*The exercise*
Check each line of the records for "description"; collect those that have it.

*Information provided*
== == ==

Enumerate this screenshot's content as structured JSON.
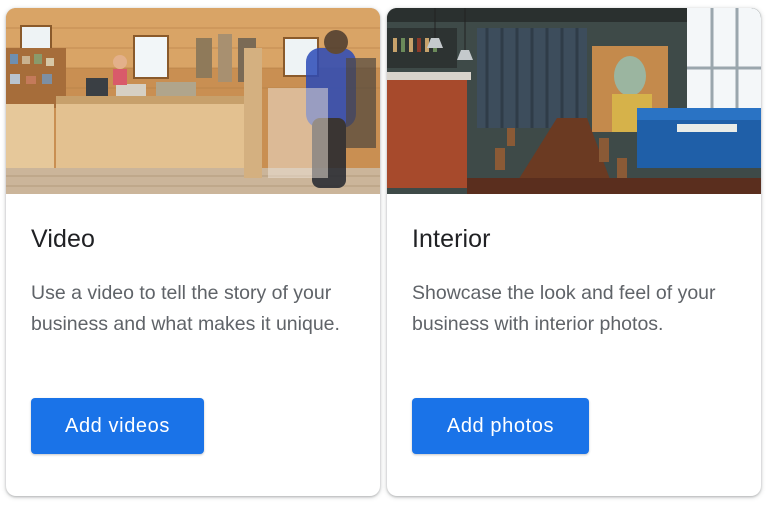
{
  "cards": [
    {
      "title": "Video",
      "description": "Use a video to tell the story of your business and what makes it unique.",
      "button_label": "Add videos",
      "image": "shop-interior-photo"
    },
    {
      "title": "Interior",
      "description": "Showcase the look and feel of your business with interior photos.",
      "button_label": "Add photos",
      "image": "restaurant-interior-photo"
    }
  ],
  "colors": {
    "primary_button": "#1a73e8",
    "title_text": "#202124",
    "body_text": "#5f6368"
  }
}
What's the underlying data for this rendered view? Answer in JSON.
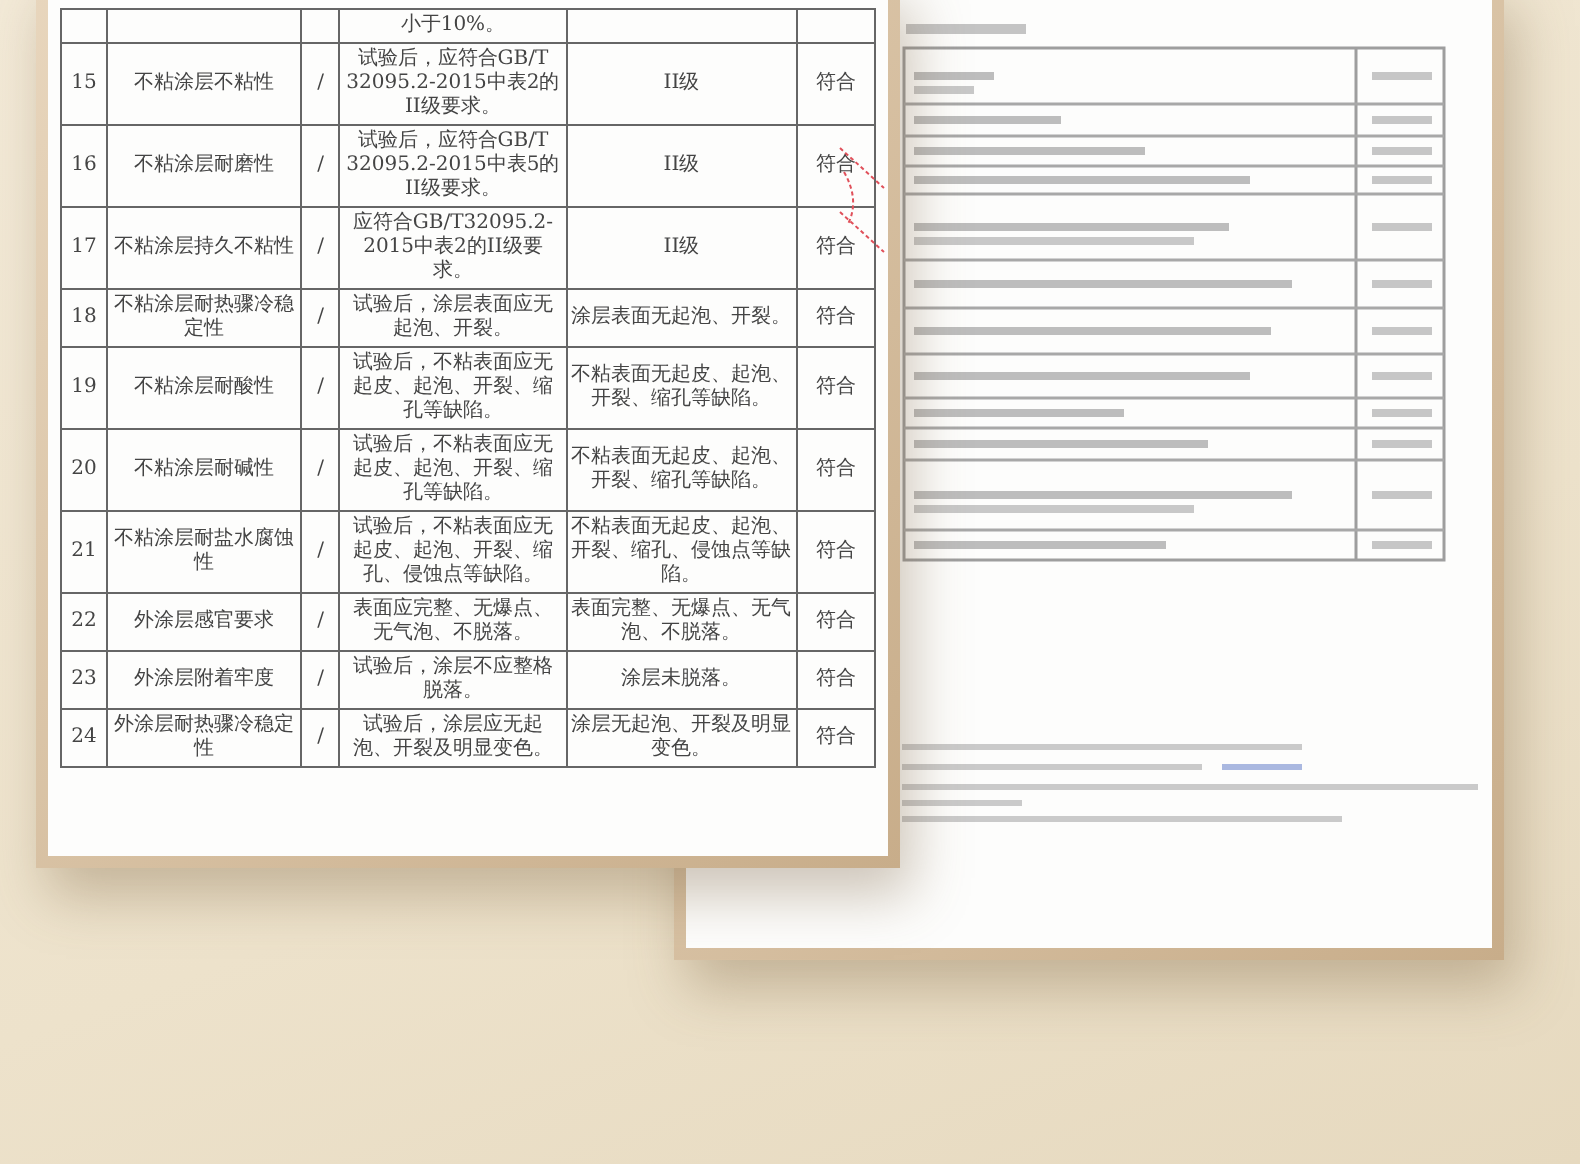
{
  "report_table": {
    "rows": [
      {
        "requirement": "小于10%。"
      },
      {
        "no": "15",
        "item": "不粘涂层不粘性",
        "unit": "/",
        "requirement": "试验后，应符合GB/T 32095.2-2015中表2的II级要求。",
        "result": "II级",
        "conclusion": "符合"
      },
      {
        "no": "16",
        "item": "不粘涂层耐磨性",
        "unit": "/",
        "requirement": "试验后，应符合GB/T 32095.2-2015中表5的II级要求。",
        "result": "II级",
        "conclusion": "符合"
      },
      {
        "no": "17",
        "item": "不粘涂层持久不粘性",
        "unit": "/",
        "requirement": "应符合GB/T32095.2-2015中表2的II级要求。",
        "result": "II级",
        "conclusion": "符合"
      },
      {
        "no": "18",
        "item": "不粘涂层耐热骤冷稳定性",
        "unit": "/",
        "requirement": "试验后，涂层表面应无起泡、开裂。",
        "result": "涂层表面无起泡、开裂。",
        "conclusion": "符合"
      },
      {
        "no": "19",
        "item": "不粘涂层耐酸性",
        "unit": "/",
        "requirement": "试验后，不粘表面应无起皮、起泡、开裂、缩孔等缺陷。",
        "result": "不粘表面无起皮、起泡、开裂、缩孔等缺陷。",
        "conclusion": "符合"
      },
      {
        "no": "20",
        "item": "不粘涂层耐碱性",
        "unit": "/",
        "requirement": "试验后，不粘表面应无起皮、起泡、开裂、缩孔等缺陷。",
        "result": "不粘表面无起皮、起泡、开裂、缩孔等缺陷。",
        "conclusion": "符合"
      },
      {
        "no": "21",
        "item": "不粘涂层耐盐水腐蚀性",
        "unit": "/",
        "requirement": "试验后，不粘表面应无起皮、起泡、开裂、缩孔、侵蚀点等缺陷。",
        "result": "不粘表面无起皮、起泡、开裂、缩孔、侵蚀点等缺陷。",
        "conclusion": "符合"
      },
      {
        "no": "22",
        "item": "外涂层感官要求",
        "unit": "/",
        "requirement": "表面应完整、无爆点、无气泡、不脱落。",
        "result": "表面完整、无爆点、无气泡、不脱落。",
        "conclusion": "符合"
      },
      {
        "no": "23",
        "item": "外涂层附着牢度",
        "unit": "/",
        "requirement": "试验后，涂层不应整格脱落。",
        "result": "涂层未脱落。",
        "conclusion": "符合"
      },
      {
        "no": "24",
        "item": "外涂层耐热骤冷稳定性",
        "unit": "/",
        "requirement": "试验后，涂层应无起泡、开裂及明显变色。",
        "result": "涂层无起泡、开裂及明显变色。",
        "conclusion": "符合"
      }
    ]
  }
}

== == ==

*Solution to this exercise*
      "description": "Use a video to tell the story of your business and what makes it unique.",
      "description": "Showcase the look and feel of your business with interior photos.",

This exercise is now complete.